→ Problems and tasks:
A: What period of years does the historical dataset span, according to the passage on survival after blinatumomab versus salvage chemotherapy?
B: Carry on the passage about blinatumomab and salvage chemotherapy survival, picking up after its final sentence.

═══ Passage provided ═══

The historical data set was pooled from European national study groups and large individual sites from Europe and the United States. Given rarity of R/R Ph(−) B–precursor ALL, the historical dataset represents the largest study of its kind in adults with this disease [13, 15], spanning over 20 years (1990–2013), During this time, no new effective treatments have emerged [3]. The increased use of paediatric-inspired protocols and improvements in supportive care and transplant realisation may have improved survival over time in some groups of adult R/R ALL patients [19]. Two-thirds of patients in the historical dataset were diagnosed after the year 2000, the survival times were similar between the whole dataset and those patients diagnosed from 2000 onwards [15]. The historical data therefore appears to provide a valid reference for survival data extrapolation and comparison between novel agents and salvage chemotherapy.

It is worth noting that the assumed difference in survival between blinatumomab and salvage chemotherapy after the observed data time period in this study might be an underestimation. After the observed OS data, we assumed that the patients treated with blinatumomab had the same conditional survival probability as patients who received salvage chemotherapy. In fact, patients receiving blinatumomab can achieve a deep response, which is known to correlate with better long-term survival outcomes [20]. Among 81 patients with R/R Ph(−) B-precursor ALL who achieved complete remission (CR/CRh*), 82% also achieved minimal residual disease (MRD)-negativity within two cycles of blinatumomab [14]. In an earlier clinical study of 36 patients with Ph(−) B-cell precursor R/R ALL, 28% of those treated with blinatumomab survived for at least 30 months, all of whom achieved an MRD-negative response [21]. These findings suggest that patients treated with blinatumomab might have higher conditional survival probability than patients receiving salvage chemotherapy. More patients in the blinatumomab clinical study proceed to receive transplants, possibly due to favourable CR rate, or higher rate of MRD negativity [14], which is highly correlated to positive HSCT outcome and better overall survival, compared to those who do not achieve MRD [22, 23].

═══ Data under study ═══

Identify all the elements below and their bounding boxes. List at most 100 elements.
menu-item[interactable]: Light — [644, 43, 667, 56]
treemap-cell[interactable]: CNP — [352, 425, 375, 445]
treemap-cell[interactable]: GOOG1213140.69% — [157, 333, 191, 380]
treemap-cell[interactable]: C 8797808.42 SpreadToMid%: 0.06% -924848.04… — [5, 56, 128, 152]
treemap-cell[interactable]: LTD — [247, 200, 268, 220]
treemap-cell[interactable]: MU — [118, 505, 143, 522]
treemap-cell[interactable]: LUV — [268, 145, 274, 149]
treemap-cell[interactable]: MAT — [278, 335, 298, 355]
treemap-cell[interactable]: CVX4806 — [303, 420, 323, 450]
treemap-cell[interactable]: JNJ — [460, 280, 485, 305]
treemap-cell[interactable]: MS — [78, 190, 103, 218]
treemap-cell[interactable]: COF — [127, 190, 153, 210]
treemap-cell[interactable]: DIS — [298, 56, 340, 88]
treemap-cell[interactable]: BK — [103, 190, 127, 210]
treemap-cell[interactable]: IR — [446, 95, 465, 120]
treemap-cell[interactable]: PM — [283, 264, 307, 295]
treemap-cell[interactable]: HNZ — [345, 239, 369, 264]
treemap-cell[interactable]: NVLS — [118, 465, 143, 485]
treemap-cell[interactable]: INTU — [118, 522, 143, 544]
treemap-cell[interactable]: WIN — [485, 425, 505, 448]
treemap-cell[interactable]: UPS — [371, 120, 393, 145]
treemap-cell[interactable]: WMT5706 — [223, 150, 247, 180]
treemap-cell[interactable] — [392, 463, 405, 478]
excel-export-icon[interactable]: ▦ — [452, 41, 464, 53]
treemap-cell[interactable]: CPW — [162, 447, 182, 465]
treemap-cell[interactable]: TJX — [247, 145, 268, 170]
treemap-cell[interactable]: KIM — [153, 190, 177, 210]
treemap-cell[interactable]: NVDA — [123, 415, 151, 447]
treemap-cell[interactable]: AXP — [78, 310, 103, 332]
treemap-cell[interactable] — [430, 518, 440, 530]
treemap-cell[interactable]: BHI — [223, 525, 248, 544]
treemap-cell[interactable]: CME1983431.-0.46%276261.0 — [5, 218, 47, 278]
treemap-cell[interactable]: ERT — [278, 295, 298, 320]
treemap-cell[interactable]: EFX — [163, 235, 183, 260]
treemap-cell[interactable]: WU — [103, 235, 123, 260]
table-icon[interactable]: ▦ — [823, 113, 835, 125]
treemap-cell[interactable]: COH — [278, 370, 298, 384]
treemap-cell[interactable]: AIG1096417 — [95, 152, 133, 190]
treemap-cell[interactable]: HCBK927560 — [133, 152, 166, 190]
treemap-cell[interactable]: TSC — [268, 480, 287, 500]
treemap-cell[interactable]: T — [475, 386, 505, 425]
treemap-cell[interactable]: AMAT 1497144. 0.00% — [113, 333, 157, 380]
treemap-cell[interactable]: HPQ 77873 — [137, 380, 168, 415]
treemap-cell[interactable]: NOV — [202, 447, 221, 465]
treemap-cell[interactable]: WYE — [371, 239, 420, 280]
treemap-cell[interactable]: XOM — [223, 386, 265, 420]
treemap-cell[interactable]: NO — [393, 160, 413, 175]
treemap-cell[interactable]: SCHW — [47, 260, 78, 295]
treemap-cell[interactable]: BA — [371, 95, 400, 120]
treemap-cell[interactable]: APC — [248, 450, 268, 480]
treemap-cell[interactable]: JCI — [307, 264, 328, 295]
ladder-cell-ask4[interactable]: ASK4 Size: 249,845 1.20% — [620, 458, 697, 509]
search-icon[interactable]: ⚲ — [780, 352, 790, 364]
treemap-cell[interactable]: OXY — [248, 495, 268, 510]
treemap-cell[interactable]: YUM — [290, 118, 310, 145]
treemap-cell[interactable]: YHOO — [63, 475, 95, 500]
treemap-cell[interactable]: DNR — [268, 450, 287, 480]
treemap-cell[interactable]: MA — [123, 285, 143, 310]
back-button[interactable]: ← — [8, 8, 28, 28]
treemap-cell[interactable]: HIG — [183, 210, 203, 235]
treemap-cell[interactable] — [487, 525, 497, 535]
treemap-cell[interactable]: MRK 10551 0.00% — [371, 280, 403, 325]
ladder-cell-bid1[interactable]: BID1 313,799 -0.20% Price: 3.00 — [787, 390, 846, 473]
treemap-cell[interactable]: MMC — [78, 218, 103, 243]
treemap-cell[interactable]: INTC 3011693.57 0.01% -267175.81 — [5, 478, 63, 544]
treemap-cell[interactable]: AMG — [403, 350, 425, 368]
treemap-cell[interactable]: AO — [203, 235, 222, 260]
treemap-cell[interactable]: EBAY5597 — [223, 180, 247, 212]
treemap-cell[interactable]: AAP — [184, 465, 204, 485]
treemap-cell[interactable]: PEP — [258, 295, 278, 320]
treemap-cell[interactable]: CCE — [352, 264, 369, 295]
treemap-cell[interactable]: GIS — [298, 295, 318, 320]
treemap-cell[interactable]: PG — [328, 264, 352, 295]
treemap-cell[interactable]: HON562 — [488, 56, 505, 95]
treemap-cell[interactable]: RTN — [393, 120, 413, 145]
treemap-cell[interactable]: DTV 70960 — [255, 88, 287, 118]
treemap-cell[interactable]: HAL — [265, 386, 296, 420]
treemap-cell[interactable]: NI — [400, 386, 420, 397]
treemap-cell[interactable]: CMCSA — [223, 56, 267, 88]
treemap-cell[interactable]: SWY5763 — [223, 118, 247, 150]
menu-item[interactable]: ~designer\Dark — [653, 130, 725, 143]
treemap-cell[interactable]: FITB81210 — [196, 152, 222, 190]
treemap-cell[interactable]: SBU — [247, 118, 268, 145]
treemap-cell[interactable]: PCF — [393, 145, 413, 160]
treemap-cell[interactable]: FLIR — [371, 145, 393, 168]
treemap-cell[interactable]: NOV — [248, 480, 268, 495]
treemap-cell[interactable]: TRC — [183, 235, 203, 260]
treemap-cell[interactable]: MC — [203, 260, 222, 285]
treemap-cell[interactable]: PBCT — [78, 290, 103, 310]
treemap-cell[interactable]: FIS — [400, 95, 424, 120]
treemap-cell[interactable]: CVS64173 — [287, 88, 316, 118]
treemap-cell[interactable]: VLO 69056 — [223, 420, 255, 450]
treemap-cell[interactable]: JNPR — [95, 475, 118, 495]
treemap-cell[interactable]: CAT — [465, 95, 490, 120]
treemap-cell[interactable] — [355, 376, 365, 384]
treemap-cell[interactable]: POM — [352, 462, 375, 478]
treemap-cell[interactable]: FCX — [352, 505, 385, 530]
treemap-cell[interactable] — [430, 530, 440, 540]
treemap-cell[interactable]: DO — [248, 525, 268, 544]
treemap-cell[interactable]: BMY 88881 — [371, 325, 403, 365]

═══

→ Answers per task:
A: It spans from 1990 to 2013.

B:
With 12.6% of R/R ALL patients treated with blinatumomab expected to be alive after 5 years other treatment strategies are still required. Treatment with blinatumomab before relapse has been shown to produce high response rates and survival outcomes: 78% of patients with MRD-positive disease achieved a complete MRD response after 1 cycle of blinatumomab, and RFS was 58% after 18 months [24]. In a smaller study in an MRD-positive population, after a median of 33 months follow up, 61% of blinatumomab-treated patients remained relapse-free [25]. These data raise the possibility that earlier intervention with blinatumomab may allow long-term remissions and reduce the need for salvage therapy.

The blinatumomab clinical trial enrolled R/R Ph(−) B-precursor ALL patients who were selected for negative prognostic factors, which represents the majority of patients but nonetheless a subset of the total R/R Ph(−) B-precursor ALL population. Caution needs to be taken when extrapolating the results from this study to the broader patient group.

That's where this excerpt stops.